*GIVEN PROBLEM:*
Each line containing the word "puede" must be reported.

*EXCERPTED DATA:*
________________________

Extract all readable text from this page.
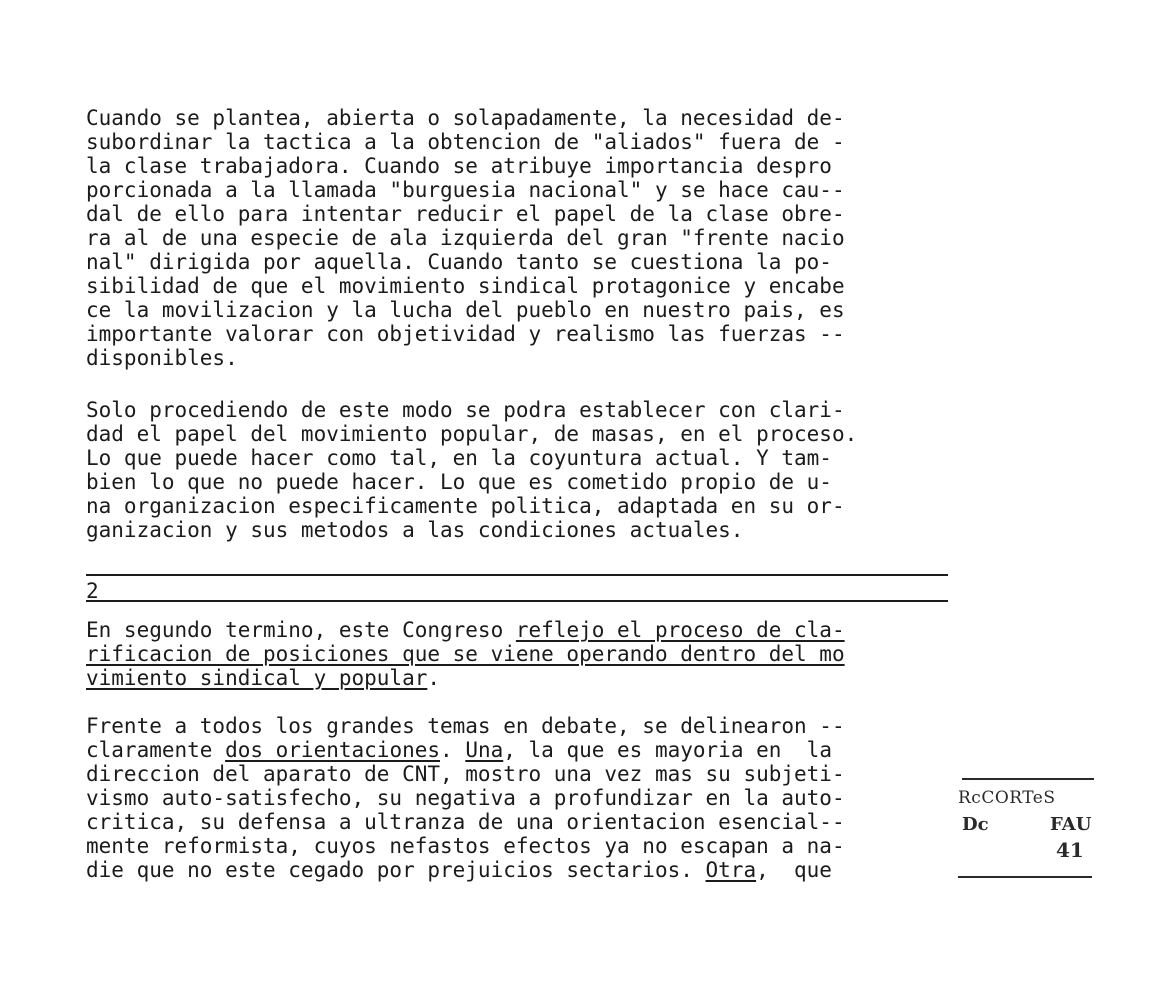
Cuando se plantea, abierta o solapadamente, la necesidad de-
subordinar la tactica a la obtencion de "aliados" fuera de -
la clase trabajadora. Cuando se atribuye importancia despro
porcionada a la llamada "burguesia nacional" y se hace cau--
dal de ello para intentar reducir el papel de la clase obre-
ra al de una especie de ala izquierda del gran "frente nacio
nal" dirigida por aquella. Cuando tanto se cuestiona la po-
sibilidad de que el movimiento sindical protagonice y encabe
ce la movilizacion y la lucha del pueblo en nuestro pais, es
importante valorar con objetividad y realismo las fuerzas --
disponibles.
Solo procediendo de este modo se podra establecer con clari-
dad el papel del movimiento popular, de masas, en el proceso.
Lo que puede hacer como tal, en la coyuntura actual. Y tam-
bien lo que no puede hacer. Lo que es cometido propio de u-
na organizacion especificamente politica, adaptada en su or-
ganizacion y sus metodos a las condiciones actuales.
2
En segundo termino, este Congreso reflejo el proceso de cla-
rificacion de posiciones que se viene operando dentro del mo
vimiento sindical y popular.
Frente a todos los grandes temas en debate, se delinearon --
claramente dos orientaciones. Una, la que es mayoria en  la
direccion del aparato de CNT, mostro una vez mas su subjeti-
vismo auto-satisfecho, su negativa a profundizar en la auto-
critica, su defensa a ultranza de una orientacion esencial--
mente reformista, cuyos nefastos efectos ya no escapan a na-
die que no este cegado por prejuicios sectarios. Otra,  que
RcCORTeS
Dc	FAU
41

________________________

*RESULT OF THE EXERCISE:*
Lo que puede hacer como tal, en la coyuntura actual. Y tam-
bien lo que no puede hacer. Lo que es cometido propio de u-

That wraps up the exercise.